Using the listing below, select the lines with the word "first" and copy them.

++++ RECORDS SUPPLIED ++++

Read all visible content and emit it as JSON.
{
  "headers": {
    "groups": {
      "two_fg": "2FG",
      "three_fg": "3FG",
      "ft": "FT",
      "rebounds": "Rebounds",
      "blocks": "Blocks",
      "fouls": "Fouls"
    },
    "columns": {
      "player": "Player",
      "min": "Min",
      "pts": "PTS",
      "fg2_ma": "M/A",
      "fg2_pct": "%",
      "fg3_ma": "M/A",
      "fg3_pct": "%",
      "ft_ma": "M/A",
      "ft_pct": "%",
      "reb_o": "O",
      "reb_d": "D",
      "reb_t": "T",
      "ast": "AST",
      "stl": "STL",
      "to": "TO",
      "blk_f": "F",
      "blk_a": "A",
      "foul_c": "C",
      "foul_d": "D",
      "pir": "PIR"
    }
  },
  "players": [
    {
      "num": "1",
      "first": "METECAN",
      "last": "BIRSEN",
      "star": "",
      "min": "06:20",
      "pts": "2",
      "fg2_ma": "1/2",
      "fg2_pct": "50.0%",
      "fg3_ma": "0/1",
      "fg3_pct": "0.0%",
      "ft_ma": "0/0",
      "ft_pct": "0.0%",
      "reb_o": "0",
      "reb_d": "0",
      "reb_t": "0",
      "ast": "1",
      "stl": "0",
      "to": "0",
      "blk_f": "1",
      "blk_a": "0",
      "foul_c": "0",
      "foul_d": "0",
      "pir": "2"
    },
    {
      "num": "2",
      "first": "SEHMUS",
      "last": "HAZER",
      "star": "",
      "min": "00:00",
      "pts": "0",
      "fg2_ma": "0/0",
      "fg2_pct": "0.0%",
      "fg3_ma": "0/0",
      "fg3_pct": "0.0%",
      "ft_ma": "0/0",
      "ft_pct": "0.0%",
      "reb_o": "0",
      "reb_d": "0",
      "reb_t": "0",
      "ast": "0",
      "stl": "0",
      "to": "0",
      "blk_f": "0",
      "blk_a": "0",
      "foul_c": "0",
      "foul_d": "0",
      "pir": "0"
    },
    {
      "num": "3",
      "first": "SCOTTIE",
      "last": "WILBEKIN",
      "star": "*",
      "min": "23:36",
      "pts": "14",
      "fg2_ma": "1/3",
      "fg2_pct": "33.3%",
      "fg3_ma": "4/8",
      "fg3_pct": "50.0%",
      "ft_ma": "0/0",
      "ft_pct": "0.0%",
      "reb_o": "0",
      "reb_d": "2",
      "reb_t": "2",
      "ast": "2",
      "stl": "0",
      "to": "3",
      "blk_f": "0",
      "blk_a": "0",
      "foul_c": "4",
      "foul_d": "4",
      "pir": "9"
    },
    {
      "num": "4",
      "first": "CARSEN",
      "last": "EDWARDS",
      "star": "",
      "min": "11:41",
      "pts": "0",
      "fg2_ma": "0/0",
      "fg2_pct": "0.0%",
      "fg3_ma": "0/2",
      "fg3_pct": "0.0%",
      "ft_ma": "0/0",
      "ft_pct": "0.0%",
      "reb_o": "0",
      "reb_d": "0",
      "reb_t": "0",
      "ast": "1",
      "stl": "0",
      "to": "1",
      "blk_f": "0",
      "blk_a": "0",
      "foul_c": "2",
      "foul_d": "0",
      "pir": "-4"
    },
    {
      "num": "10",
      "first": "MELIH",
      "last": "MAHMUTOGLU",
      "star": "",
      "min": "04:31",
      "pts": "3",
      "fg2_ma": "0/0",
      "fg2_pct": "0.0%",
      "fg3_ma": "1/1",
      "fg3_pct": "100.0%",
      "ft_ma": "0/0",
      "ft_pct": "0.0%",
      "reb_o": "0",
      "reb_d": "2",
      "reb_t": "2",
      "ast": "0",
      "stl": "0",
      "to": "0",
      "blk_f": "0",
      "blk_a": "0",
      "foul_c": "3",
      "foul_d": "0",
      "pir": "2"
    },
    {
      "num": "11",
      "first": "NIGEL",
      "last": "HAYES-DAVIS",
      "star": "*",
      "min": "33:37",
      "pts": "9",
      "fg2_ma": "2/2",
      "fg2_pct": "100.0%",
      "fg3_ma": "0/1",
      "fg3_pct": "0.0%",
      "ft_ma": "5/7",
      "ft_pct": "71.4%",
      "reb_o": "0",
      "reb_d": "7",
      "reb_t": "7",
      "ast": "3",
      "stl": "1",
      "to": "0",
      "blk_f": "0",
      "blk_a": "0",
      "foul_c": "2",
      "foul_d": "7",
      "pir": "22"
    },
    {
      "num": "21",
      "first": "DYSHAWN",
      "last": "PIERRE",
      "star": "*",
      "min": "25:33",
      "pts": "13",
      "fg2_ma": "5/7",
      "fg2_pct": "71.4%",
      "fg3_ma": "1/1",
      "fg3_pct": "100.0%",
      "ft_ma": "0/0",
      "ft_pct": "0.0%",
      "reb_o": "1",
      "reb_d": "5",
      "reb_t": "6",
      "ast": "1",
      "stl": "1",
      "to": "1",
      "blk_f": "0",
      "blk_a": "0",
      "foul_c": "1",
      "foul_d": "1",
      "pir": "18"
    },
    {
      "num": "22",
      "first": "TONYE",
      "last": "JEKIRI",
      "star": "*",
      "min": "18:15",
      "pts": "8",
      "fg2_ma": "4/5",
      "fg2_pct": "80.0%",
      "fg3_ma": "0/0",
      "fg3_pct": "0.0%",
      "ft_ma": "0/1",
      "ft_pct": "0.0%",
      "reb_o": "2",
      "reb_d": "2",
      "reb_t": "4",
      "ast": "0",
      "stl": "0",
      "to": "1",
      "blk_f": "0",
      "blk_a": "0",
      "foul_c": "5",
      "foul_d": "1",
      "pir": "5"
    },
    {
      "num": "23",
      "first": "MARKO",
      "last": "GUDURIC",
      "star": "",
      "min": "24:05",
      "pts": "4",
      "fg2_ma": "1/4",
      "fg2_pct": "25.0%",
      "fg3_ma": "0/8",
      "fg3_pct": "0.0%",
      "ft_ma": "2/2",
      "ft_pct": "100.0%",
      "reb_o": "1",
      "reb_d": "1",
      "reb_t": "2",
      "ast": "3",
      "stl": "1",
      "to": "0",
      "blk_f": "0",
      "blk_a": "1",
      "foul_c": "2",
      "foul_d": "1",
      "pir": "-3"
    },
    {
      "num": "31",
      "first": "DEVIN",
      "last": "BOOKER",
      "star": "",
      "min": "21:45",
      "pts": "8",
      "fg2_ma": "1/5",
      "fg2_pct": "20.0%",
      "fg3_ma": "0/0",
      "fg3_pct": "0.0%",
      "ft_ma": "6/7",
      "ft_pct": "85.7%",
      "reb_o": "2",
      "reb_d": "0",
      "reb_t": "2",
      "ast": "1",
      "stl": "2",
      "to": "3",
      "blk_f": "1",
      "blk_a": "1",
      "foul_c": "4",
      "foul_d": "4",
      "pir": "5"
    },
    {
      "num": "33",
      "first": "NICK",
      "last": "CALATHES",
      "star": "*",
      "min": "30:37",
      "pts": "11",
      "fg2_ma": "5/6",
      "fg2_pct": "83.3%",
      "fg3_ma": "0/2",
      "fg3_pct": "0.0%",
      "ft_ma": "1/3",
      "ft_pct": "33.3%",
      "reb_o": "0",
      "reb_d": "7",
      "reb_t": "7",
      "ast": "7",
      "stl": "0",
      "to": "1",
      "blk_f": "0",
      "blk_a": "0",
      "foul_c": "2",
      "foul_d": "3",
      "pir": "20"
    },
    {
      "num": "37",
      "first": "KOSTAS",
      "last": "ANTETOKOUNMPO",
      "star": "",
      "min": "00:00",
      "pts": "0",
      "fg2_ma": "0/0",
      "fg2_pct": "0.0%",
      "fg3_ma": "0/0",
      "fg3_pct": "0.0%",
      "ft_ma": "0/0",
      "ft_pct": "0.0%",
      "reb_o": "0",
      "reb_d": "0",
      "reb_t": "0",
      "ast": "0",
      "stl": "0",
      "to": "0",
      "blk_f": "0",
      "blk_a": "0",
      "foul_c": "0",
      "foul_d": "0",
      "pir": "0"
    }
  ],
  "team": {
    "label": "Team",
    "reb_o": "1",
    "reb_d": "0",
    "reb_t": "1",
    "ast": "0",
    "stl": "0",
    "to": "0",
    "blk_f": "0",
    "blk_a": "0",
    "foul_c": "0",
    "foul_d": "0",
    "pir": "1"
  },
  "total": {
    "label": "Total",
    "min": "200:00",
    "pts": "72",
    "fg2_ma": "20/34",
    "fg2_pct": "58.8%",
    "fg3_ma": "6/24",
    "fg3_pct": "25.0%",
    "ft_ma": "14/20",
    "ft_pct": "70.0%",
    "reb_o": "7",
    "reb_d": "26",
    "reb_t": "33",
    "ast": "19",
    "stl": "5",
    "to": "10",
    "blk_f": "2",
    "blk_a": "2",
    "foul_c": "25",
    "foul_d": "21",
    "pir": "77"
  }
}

++++

### THE ANSWER
      "first": "METECAN",
      "first": "SEHMUS",
      "first": "SCOTTIE",
      "first": "CARSEN",
      "first": "MELIH",
      "first": "NIGEL",
      "first": "DYSHAWN",
      "first": "TONYE",
      "first": "MARKO",
      "first": "DEVIN",
      "first": "NICK",
      "first": "KOSTAS",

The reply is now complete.